» **STATED TASK**:
Which lines in the records below contain the word "date"? Copy each one out.

***** PROVIDED RECORDS

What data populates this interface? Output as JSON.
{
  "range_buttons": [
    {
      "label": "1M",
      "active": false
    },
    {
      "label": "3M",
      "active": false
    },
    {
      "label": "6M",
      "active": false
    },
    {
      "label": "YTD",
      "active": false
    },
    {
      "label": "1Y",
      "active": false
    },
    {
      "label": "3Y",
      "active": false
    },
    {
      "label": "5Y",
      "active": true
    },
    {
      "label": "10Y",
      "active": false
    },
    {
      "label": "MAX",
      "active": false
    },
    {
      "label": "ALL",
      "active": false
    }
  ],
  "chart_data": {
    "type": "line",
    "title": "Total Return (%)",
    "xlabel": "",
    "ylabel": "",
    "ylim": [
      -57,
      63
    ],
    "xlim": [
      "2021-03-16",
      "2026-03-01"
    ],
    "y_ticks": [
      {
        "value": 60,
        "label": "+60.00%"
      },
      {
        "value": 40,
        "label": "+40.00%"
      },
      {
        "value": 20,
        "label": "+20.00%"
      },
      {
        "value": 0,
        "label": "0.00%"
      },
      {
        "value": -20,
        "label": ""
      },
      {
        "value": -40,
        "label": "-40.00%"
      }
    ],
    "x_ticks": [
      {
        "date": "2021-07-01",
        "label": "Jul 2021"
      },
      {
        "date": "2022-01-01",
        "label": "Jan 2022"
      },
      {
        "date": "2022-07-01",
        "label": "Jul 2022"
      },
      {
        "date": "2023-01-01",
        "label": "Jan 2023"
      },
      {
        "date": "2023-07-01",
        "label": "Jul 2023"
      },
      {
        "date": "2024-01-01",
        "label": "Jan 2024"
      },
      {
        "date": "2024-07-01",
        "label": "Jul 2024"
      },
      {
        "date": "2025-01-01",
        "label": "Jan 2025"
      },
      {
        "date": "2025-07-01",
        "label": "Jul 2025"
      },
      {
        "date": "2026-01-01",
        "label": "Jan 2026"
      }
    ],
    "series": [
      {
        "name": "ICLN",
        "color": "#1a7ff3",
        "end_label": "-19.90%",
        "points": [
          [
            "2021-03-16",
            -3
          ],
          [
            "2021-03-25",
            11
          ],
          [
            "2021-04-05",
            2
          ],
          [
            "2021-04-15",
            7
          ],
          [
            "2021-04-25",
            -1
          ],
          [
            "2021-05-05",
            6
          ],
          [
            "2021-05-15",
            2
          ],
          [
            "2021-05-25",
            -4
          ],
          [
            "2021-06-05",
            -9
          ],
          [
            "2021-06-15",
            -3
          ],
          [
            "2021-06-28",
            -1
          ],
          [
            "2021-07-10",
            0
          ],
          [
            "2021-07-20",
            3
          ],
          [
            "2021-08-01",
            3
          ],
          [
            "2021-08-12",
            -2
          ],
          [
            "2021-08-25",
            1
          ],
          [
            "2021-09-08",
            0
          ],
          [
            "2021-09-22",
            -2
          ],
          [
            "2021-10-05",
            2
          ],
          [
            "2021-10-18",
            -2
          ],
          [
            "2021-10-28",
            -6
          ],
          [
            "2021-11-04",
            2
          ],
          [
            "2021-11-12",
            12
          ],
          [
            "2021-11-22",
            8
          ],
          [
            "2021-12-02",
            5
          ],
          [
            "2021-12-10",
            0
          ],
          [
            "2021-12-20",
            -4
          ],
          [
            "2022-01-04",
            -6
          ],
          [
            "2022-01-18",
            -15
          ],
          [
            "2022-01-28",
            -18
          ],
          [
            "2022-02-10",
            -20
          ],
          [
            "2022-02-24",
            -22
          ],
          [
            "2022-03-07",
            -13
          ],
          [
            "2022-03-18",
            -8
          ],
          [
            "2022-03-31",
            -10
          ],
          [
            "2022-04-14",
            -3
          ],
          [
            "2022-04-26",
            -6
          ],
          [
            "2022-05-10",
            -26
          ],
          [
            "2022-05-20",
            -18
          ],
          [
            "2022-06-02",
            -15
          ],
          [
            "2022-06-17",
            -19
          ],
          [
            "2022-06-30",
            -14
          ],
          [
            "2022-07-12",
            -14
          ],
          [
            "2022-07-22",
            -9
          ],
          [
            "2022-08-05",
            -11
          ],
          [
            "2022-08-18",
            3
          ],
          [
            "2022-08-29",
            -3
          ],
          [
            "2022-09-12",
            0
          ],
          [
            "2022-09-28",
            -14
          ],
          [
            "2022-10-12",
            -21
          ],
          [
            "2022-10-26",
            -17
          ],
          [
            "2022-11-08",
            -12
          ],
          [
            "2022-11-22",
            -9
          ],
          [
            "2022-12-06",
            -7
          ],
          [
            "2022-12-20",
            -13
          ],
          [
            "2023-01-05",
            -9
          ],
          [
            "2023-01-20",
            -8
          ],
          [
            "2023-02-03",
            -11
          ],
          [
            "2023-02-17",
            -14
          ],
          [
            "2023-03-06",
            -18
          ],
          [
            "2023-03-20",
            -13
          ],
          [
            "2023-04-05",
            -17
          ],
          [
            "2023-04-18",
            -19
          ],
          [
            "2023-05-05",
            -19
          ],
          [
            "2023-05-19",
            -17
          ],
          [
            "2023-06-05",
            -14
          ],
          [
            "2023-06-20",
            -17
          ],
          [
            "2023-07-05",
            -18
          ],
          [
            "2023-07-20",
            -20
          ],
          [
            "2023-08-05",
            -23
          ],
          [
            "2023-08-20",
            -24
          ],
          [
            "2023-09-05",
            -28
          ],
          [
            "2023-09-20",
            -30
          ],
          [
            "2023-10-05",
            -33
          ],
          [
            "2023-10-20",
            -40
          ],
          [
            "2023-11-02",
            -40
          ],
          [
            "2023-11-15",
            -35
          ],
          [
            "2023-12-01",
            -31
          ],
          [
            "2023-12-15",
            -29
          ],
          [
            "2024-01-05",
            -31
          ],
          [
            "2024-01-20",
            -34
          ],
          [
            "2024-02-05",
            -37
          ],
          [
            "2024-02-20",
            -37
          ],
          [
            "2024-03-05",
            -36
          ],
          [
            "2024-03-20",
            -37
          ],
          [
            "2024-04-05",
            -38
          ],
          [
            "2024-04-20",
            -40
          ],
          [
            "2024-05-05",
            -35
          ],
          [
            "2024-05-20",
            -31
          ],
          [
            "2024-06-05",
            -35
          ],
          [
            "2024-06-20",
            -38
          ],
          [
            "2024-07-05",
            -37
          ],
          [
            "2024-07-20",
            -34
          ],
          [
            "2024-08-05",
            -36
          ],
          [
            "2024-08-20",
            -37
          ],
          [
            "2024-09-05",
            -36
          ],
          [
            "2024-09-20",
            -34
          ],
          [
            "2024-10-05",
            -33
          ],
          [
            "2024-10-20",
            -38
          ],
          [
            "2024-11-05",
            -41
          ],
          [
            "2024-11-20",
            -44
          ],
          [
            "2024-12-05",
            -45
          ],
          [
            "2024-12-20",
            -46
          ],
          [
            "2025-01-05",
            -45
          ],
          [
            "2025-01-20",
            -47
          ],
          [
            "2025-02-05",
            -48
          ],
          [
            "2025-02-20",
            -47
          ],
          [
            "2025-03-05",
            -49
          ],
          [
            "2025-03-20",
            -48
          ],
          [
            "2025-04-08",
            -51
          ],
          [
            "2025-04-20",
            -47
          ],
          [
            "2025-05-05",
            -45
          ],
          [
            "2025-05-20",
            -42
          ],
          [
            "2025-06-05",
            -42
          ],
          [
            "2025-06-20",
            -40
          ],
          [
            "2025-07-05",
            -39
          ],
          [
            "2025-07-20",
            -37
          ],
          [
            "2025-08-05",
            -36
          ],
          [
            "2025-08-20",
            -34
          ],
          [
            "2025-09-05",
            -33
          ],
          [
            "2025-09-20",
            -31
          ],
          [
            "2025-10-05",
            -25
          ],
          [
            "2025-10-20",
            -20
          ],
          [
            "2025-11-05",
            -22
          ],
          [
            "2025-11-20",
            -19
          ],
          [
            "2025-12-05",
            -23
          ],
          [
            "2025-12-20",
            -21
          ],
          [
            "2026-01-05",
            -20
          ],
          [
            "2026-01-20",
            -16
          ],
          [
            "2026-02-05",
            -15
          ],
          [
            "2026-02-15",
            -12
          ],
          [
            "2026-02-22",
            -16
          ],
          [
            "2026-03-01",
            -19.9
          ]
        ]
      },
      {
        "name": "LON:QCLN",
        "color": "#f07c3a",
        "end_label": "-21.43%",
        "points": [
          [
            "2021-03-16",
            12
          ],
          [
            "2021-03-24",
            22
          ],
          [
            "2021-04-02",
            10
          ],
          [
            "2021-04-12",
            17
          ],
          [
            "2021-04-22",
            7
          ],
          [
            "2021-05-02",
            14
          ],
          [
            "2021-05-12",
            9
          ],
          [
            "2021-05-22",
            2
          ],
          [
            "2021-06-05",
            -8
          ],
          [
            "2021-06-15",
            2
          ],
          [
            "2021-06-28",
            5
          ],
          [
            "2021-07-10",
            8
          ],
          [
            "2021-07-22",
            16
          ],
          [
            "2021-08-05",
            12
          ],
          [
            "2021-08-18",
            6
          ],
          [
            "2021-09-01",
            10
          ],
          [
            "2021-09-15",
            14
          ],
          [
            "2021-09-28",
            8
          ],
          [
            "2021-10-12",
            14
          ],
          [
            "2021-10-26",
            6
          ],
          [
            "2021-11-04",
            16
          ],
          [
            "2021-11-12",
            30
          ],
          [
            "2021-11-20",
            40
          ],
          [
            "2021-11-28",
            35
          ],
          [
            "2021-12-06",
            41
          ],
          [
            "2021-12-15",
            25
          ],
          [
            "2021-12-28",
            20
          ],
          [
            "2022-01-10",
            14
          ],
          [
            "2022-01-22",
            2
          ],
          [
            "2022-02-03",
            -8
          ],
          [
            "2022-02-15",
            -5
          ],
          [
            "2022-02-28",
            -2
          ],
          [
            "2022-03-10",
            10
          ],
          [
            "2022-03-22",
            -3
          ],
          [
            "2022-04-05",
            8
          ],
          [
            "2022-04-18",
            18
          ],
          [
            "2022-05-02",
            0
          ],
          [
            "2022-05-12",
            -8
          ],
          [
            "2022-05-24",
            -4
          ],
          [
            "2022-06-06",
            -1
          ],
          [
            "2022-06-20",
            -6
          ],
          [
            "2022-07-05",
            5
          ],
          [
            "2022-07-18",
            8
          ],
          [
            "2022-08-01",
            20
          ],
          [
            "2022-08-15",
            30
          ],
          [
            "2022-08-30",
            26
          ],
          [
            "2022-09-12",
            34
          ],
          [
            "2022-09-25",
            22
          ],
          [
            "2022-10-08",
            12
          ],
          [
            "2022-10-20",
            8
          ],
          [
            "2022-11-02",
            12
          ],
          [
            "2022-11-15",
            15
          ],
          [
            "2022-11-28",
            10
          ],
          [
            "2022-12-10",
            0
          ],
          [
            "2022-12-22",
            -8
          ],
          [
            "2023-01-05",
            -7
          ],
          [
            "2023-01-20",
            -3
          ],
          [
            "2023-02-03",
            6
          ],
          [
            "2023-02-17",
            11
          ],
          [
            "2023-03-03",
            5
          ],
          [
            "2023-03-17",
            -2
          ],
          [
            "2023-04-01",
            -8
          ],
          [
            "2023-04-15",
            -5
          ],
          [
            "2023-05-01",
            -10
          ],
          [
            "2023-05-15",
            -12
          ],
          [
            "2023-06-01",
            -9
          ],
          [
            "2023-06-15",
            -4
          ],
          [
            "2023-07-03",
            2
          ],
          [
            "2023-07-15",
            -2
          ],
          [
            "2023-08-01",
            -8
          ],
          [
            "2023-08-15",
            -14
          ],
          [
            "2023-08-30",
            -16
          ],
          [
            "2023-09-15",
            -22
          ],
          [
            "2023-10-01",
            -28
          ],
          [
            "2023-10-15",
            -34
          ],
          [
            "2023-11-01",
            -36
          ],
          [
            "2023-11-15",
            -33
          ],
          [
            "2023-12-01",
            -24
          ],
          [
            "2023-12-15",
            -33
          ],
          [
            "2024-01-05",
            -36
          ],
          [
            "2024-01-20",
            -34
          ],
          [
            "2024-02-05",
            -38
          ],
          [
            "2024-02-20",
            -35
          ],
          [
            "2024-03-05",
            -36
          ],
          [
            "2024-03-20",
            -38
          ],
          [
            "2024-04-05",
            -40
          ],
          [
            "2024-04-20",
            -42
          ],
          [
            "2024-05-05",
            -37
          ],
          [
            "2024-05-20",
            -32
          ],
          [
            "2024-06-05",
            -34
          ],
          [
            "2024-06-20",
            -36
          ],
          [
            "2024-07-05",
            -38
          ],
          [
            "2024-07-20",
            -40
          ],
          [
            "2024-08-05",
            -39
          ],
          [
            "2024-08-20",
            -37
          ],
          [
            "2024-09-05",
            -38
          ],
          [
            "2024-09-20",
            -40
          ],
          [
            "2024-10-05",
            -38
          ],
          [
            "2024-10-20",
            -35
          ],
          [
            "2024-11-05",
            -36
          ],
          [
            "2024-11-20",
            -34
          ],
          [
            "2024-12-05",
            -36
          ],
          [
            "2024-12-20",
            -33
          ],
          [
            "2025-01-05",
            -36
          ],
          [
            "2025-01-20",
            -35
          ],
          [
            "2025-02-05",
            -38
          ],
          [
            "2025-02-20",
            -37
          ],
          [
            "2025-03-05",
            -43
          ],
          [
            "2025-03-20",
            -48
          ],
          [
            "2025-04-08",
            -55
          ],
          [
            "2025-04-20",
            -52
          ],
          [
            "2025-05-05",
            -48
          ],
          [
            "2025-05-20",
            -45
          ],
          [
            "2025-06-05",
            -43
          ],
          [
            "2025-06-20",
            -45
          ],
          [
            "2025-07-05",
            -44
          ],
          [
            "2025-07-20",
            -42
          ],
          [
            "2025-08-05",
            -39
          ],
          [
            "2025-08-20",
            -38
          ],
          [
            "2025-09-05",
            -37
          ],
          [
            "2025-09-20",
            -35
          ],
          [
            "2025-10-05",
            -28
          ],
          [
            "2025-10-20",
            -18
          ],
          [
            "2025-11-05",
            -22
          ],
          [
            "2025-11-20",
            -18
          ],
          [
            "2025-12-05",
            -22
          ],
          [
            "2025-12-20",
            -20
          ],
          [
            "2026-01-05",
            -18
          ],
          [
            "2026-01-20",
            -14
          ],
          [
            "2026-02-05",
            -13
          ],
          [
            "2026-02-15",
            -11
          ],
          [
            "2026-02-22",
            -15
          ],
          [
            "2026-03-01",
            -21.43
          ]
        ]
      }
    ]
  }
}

**********

» **COMPLETED EXERCISE**:
        "date": "2021-07-01",
        "date": "2022-01-01",
        "date": "2022-07-01",
        "date": "2023-01-01",
        "date": "2023-07-01",
        "date": "2024-01-01",
        "date": "2024-07-01",
        "date": "2025-01-01",
        "date": "2025-07-01",
        "date": "2026-01-01",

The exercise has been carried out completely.